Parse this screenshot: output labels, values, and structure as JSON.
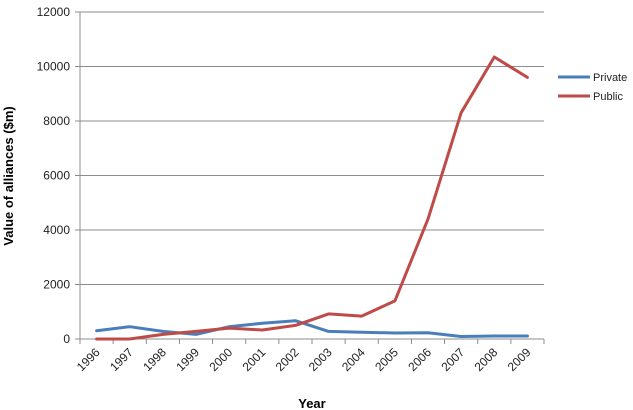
{
  "chart_data": {
    "type": "line",
    "title": "",
    "xlabel": "Year",
    "ylabel": "Value of alliances ($m)",
    "ylim": [
      0,
      12000
    ],
    "yticks": [
      0,
      2000,
      4000,
      6000,
      8000,
      10000,
      12000
    ],
    "grid": "horizontal",
    "legend": "right",
    "x": [
      "1996",
      "1997",
      "1998",
      "1999",
      "2000",
      "2001",
      "2002",
      "2003",
      "2004",
      "2005",
      "2006",
      "2007",
      "2008",
      "2009"
    ],
    "series": [
      {
        "name": "Private",
        "color": "#4a7ebb",
        "values": [
          300,
          450,
          280,
          170,
          450,
          580,
          670,
          280,
          250,
          220,
          230,
          90,
          110,
          110
        ]
      },
      {
        "name": "Public",
        "color": "#be4b48",
        "values": [
          0,
          0,
          170,
          280,
          400,
          330,
          500,
          920,
          840,
          1400,
          4400,
          8300,
          10350,
          9600
        ]
      }
    ]
  }
}
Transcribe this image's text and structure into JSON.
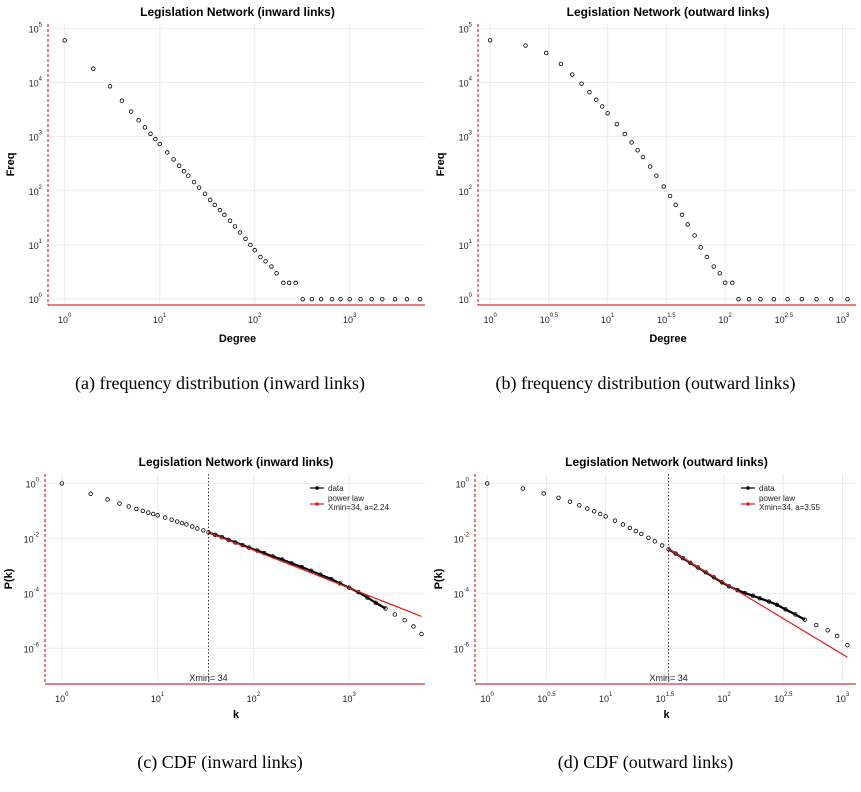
{
  "captions": [
    "(a) frequency distribution (inward links)",
    "(b) frequency distribution (outward links)",
    "(c) CDF (inward links)",
    "(d) CDF (outward links)"
  ],
  "colors": {
    "points": "#000000",
    "fit": "#e31a1c",
    "grid": "#ebebeb",
    "axis": "#cc0000"
  },
  "chart_data": [
    {
      "id": "a",
      "type": "scatter",
      "title": "Legislation Network (inward links)",
      "xlabel": "Degree",
      "ylabel": "Freq",
      "x_scale": "log10",
      "y_scale": "log10",
      "xlim": [
        0.7,
        6200
      ],
      "ylim": [
        0.78,
        120000
      ],
      "x_ticks": [
        {
          "value": 1,
          "base": "10",
          "exp": "0"
        },
        {
          "value": 10,
          "base": "10",
          "exp": "1"
        },
        {
          "value": 100,
          "base": "10",
          "exp": "2"
        },
        {
          "value": 1000,
          "base": "10",
          "exp": "3"
        }
      ],
      "y_ticks": [
        {
          "value": 1,
          "base": "10",
          "exp": "0"
        },
        {
          "value": 10,
          "base": "10",
          "exp": "1"
        },
        {
          "value": 100,
          "base": "10",
          "exp": "2"
        },
        {
          "value": 1000,
          "base": "10",
          "exp": "3"
        },
        {
          "value": 10000,
          "base": "10",
          "exp": "4"
        },
        {
          "value": 100000,
          "base": "10",
          "exp": "5"
        }
      ],
      "grid": true,
      "series": [
        {
          "points": [
            [
              1,
              60000
            ],
            [
              2,
              18000
            ],
            [
              3,
              8500
            ],
            [
              4,
              4600
            ],
            [
              5,
              2900
            ],
            [
              6,
              2000
            ],
            [
              7,
              1480
            ],
            [
              8,
              1130
            ],
            [
              9,
              900
            ],
            [
              10,
              730
            ],
            [
              12,
              510
            ],
            [
              14,
              380
            ],
            [
              16,
              290
            ],
            [
              18,
              230
            ],
            [
              20,
              190
            ],
            [
              23,
              145
            ],
            [
              26,
              115
            ],
            [
              30,
              88
            ],
            [
              34,
              68
            ],
            [
              38,
              55
            ],
            [
              43,
              44
            ],
            [
              48,
              36
            ],
            [
              55,
              28
            ],
            [
              62,
              22
            ],
            [
              70,
              17
            ],
            [
              80,
              13
            ],
            [
              90,
              10
            ],
            [
              100,
              8
            ],
            [
              115,
              6
            ],
            [
              130,
              5
            ],
            [
              150,
              4
            ],
            [
              170,
              3
            ],
            [
              200,
              2
            ],
            [
              230,
              2
            ],
            [
              270,
              2
            ],
            [
              320,
              1
            ],
            [
              400,
              1
            ],
            [
              500,
              1
            ],
            [
              650,
              1
            ],
            [
              800,
              1
            ],
            [
              1000,
              1
            ],
            [
              1300,
              1
            ],
            [
              1700,
              1
            ],
            [
              2200,
              1
            ],
            [
              3000,
              1
            ],
            [
              4000,
              1
            ],
            [
              5500,
              1
            ]
          ]
        }
      ]
    },
    {
      "id": "b",
      "type": "scatter",
      "title": "Legislation Network (outward links)",
      "xlabel": "Degree",
      "ylabel": "Freq",
      "x_scale": "log10",
      "y_scale": "log10",
      "xlim": [
        0.82,
        1300
      ],
      "ylim": [
        0.78,
        120000
      ],
      "x_ticks": [
        {
          "value": 1,
          "base": "10",
          "exp": "0"
        },
        {
          "value": 3.162,
          "base": "10",
          "exp": "0.5"
        },
        {
          "value": 10,
          "base": "10",
          "exp": "1"
        },
        {
          "value": 31.62,
          "base": "10",
          "exp": "1.5"
        },
        {
          "value": 100,
          "base": "10",
          "exp": "2"
        },
        {
          "value": 316.2,
          "base": "10",
          "exp": "2.5"
        },
        {
          "value": 1000,
          "base": "10",
          "exp": "3"
        }
      ],
      "y_ticks": [
        {
          "value": 1,
          "base": "10",
          "exp": "0"
        },
        {
          "value": 10,
          "base": "10",
          "exp": "1"
        },
        {
          "value": 100,
          "base": "10",
          "exp": "2"
        },
        {
          "value": 1000,
          "base": "10",
          "exp": "3"
        },
        {
          "value": 10000,
          "base": "10",
          "exp": "4"
        },
        {
          "value": 100000,
          "base": "10",
          "exp": "5"
        }
      ],
      "grid": true,
      "series": [
        {
          "points": [
            [
              1,
              60000
            ],
            [
              2,
              48000
            ],
            [
              3,
              35000
            ],
            [
              4,
              22000
            ],
            [
              5,
              14000
            ],
            [
              6,
              9500
            ],
            [
              7,
              6600
            ],
            [
              8,
              4800
            ],
            [
              9,
              3600
            ],
            [
              10,
              2700
            ],
            [
              12,
              1700
            ],
            [
              14,
              1120
            ],
            [
              16,
              780
            ],
            [
              18,
              560
            ],
            [
              20,
              420
            ],
            [
              23,
              280
            ],
            [
              26,
              190
            ],
            [
              30,
              120
            ],
            [
              34,
              80
            ],
            [
              38,
              55
            ],
            [
              43,
              36
            ],
            [
              48,
              24
            ],
            [
              55,
              15
            ],
            [
              62,
              9
            ],
            [
              70,
              6
            ],
            [
              80,
              4
            ],
            [
              90,
              3
            ],
            [
              100,
              2
            ],
            [
              115,
              2
            ],
            [
              130,
              1
            ],
            [
              160,
              1
            ],
            [
              200,
              1
            ],
            [
              260,
              1
            ],
            [
              340,
              1
            ],
            [
              450,
              1
            ],
            [
              600,
              1
            ],
            [
              800,
              1
            ],
            [
              1100,
              1
            ]
          ]
        }
      ]
    },
    {
      "id": "c",
      "type": "scatter",
      "title": "Legislation Network (inward links)",
      "xlabel": "k",
      "ylabel": "P(k)",
      "x_scale": "log10",
      "y_scale": "log10",
      "xlim": [
        0.7,
        6200
      ],
      "ylim": [
        5e-08,
        2.2
      ],
      "x_ticks": [
        {
          "value": 1,
          "base": "10",
          "exp": "0"
        },
        {
          "value": 10,
          "base": "10",
          "exp": "1"
        },
        {
          "value": 100,
          "base": "10",
          "exp": "2"
        },
        {
          "value": 1000,
          "base": "10",
          "exp": "3"
        }
      ],
      "y_ticks": [
        {
          "value": 1,
          "base": "10",
          "exp": "0"
        },
        {
          "value": 0.01,
          "base": "10",
          "exp": "-2"
        },
        {
          "value": 0.0001,
          "base": "10",
          "exp": "-4"
        },
        {
          "value": 1e-06,
          "base": "10",
          "exp": "-6"
        }
      ],
      "grid": true,
      "xmin": 34,
      "xmin_label": "Xmin= 34",
      "legend": {
        "position": "top-right",
        "entries": [
          "data",
          "power law",
          "Xmin=34, a=2.24"
        ]
      },
      "series": [
        {
          "name": "data",
          "points": [
            [
              1,
              1.0
            ],
            [
              2,
              0.42
            ],
            [
              3,
              0.26
            ],
            [
              4,
              0.185
            ],
            [
              5,
              0.145
            ],
            [
              6,
              0.118
            ],
            [
              7,
              0.1
            ],
            [
              8,
              0.087
            ],
            [
              9,
              0.077
            ],
            [
              10,
              0.069
            ],
            [
              12,
              0.057
            ],
            [
              14,
              0.048
            ],
            [
              16,
              0.041
            ],
            [
              18,
              0.036
            ],
            [
              20,
              0.032
            ],
            [
              23,
              0.027
            ],
            [
              26,
              0.023
            ],
            [
              30,
              0.0195
            ],
            [
              34,
              0.0165
            ],
            [
              40,
              0.0135
            ],
            [
              47,
              0.011
            ],
            [
              55,
              0.0088
            ],
            [
              65,
              0.0071
            ],
            [
              77,
              0.0057
            ],
            [
              90,
              0.0046
            ],
            [
              110,
              0.0036
            ],
            [
              130,
              0.0029
            ],
            [
              160,
              0.0022
            ],
            [
              200,
              0.0017
            ],
            [
              250,
              0.00125
            ],
            [
              320,
              0.0009
            ],
            [
              400,
              0.00066
            ],
            [
              500,
              0.00048
            ],
            [
              650,
              0.00033
            ],
            [
              800,
              0.00023
            ],
            [
              1000,
              0.00016
            ],
            [
              1250,
              0.00011
            ],
            [
              1550,
              7e-05
            ],
            [
              1900,
              4.5e-05
            ],
            [
              2400,
              2.8e-05
            ],
            [
              3000,
              1.7e-05
            ],
            [
              3800,
              1.05e-05
            ],
            [
              4700,
              6.2e-06
            ],
            [
              5700,
              3.3e-06
            ]
          ]
        },
        {
          "name": "power law",
          "line": [
            [
              34,
              0.0165
            ],
            [
              5700,
              1.44e-05
            ]
          ]
        }
      ]
    },
    {
      "id": "d",
      "type": "scatter",
      "title": "Legislation Network (outward links)",
      "xlabel": "k",
      "ylabel": "P(k)",
      "x_scale": "log10",
      "y_scale": "log10",
      "xlim": [
        0.82,
        1300
      ],
      "ylim": [
        5e-08,
        2.2
      ],
      "x_ticks": [
        {
          "value": 1,
          "base": "10",
          "exp": "0"
        },
        {
          "value": 3.162,
          "base": "10",
          "exp": "0.5"
        },
        {
          "value": 10,
          "base": "10",
          "exp": "1"
        },
        {
          "value": 31.62,
          "base": "10",
          "exp": "1.5"
        },
        {
          "value": 100,
          "base": "10",
          "exp": "2"
        },
        {
          "value": 316.2,
          "base": "10",
          "exp": "2.5"
        },
        {
          "value": 1000,
          "base": "10",
          "exp": "3"
        }
      ],
      "y_ticks": [
        {
          "value": 1,
          "base": "10",
          "exp": "0"
        },
        {
          "value": 0.01,
          "base": "10",
          "exp": "-2"
        },
        {
          "value": 0.0001,
          "base": "10",
          "exp": "-4"
        },
        {
          "value": 1e-06,
          "base": "10",
          "exp": "-6"
        }
      ],
      "grid": true,
      "xmin": 34,
      "xmin_label": "Xmin= 34",
      "legend": {
        "position": "top-right",
        "entries": [
          "data",
          "power law",
          "Xmin=34, a=3.55"
        ]
      },
      "series": [
        {
          "name": "data",
          "points": [
            [
              1,
              1.0
            ],
            [
              2,
              0.65
            ],
            [
              3,
              0.43
            ],
            [
              4,
              0.3
            ],
            [
              5,
              0.215
            ],
            [
              6,
              0.16
            ],
            [
              7,
              0.122
            ],
            [
              8,
              0.096
            ],
            [
              9,
              0.077
            ],
            [
              10,
              0.063
            ],
            [
              12,
              0.044
            ],
            [
              14,
              0.032
            ],
            [
              16,
              0.024
            ],
            [
              18,
              0.0185
            ],
            [
              20,
              0.0145
            ],
            [
              23,
              0.0105
            ],
            [
              26,
              0.0078
            ],
            [
              30,
              0.0055
            ],
            [
              34,
              0.004
            ],
            [
              39,
              0.0028
            ],
            [
              45,
              0.0019
            ],
            [
              52,
              0.00128
            ],
            [
              60,
              0.00087
            ],
            [
              70,
              0.00058
            ],
            [
              82,
              0.00038
            ],
            [
              96,
              0.00025
            ],
            [
              110,
              0.00018
            ],
            [
              130,
              0.00013
            ],
            [
              150,
              0.000102
            ],
            [
              175,
              8.2e-05
            ],
            [
              200,
              6.6e-05
            ],
            [
              240,
              5e-05
            ],
            [
              280,
              3.8e-05
            ],
            [
              330,
              2.6e-05
            ],
            [
              400,
              1.7e-05
            ],
            [
              480,
              1.1e-05
            ],
            [
              600,
              7e-06
            ],
            [
              750,
              4.5e-06
            ],
            [
              900,
              2.8e-06
            ],
            [
              1100,
              1.3e-06
            ]
          ]
        },
        {
          "name": "power law",
          "line": [
            [
              34,
              0.004
            ],
            [
              1100,
              4.7e-07
            ]
          ]
        }
      ]
    }
  ]
}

= = =

**What you are asked to do:**
Identify the lines that contain the string "this", and copy every one of them.

**Correct result:**
Parse this screenshot: output labels, values, and structure as JSON.
Transcribe this image's text and structure into JSON.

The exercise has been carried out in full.